PROBLEM: Output every record word for word.

RECORDS TO PROCESS:

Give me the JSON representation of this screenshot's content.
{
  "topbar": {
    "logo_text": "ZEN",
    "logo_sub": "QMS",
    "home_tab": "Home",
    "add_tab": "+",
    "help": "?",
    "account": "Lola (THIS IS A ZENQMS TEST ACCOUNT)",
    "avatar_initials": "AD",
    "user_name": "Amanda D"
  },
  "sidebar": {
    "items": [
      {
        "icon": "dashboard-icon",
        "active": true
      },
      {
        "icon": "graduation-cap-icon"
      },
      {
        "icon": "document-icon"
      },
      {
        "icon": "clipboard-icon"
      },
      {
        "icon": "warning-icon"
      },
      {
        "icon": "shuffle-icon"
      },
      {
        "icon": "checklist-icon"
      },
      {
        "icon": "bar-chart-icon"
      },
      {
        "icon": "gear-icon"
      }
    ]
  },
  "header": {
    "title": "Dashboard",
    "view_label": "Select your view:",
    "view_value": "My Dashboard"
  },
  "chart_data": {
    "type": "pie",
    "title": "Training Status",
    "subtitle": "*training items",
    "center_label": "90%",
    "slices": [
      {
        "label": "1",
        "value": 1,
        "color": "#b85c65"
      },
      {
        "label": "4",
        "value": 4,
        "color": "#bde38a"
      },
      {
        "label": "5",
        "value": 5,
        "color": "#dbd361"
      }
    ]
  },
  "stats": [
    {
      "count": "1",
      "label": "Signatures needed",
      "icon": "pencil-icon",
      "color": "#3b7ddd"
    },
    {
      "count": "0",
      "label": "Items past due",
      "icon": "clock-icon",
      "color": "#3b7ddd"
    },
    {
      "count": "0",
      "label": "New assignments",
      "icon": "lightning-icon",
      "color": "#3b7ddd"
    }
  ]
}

ANSWER TO THIS EXERCISE:
Give me the JSON representation of this screenshot's content.
{
  "topbar": {
    "logo_text": "ZEN",
    "logo_sub": "QMS",
    "home_tab": "Home",
    "add_tab": "+",
    "help": "?",
    "account": "Lola (THIS IS A ZENQMS TEST ACCOUNT)",
    "avatar_initials": "AD",
    "user_name": "Amanda D"
  },
  "sidebar": {
    "items": [
      {
        "icon": "dashboard-icon",
        "active": true
      },
      {
        "icon": "graduation-cap-icon"
      },
      {
        "icon": "document-icon"
      },
      {
        "icon": "clipboard-icon"
      },
      {
        "icon": "warning-icon"
      },
      {
        "icon": "shuffle-icon"
      },
      {
        "icon": "checklist-icon"
      },
      {
        "icon": "bar-chart-icon"
      },
      {
        "icon": "gear-icon"
      }
    ]
  },
  "header": {
    "title": "Dashboard",
    "view_label": "Select your view:",
    "view_value": "My Dashboard"
  },
  "chart_data": {
    "type": "pie",
    "title": "Training Status",
    "subtitle": "*training items",
    "center_label": "90%",
    "slices": [
      {
        "label": "1",
        "value": 1,
        "color": "#b85c65"
      },
      {
        "label": "4",
        "value": 4,
        "color": "#bde38a"
      },
      {
        "label": "5",
        "value": 5,
        "color": "#dbd361"
      }
    ]
  },
  "stats": [
    {
      "count": "1",
      "label": "Signatures needed",
      "icon": "pencil-icon",
      "color": "#3b7ddd"
    },
    {
      "count": "0",
      "label": "Items past due",
      "icon": "clock-icon",
      "color": "#3b7ddd"
    },
    {
      "count": "0",
      "label": "New assignments",
      "icon": "lightning-icon",
      "color": "#3b7ddd"
    }
  ]
}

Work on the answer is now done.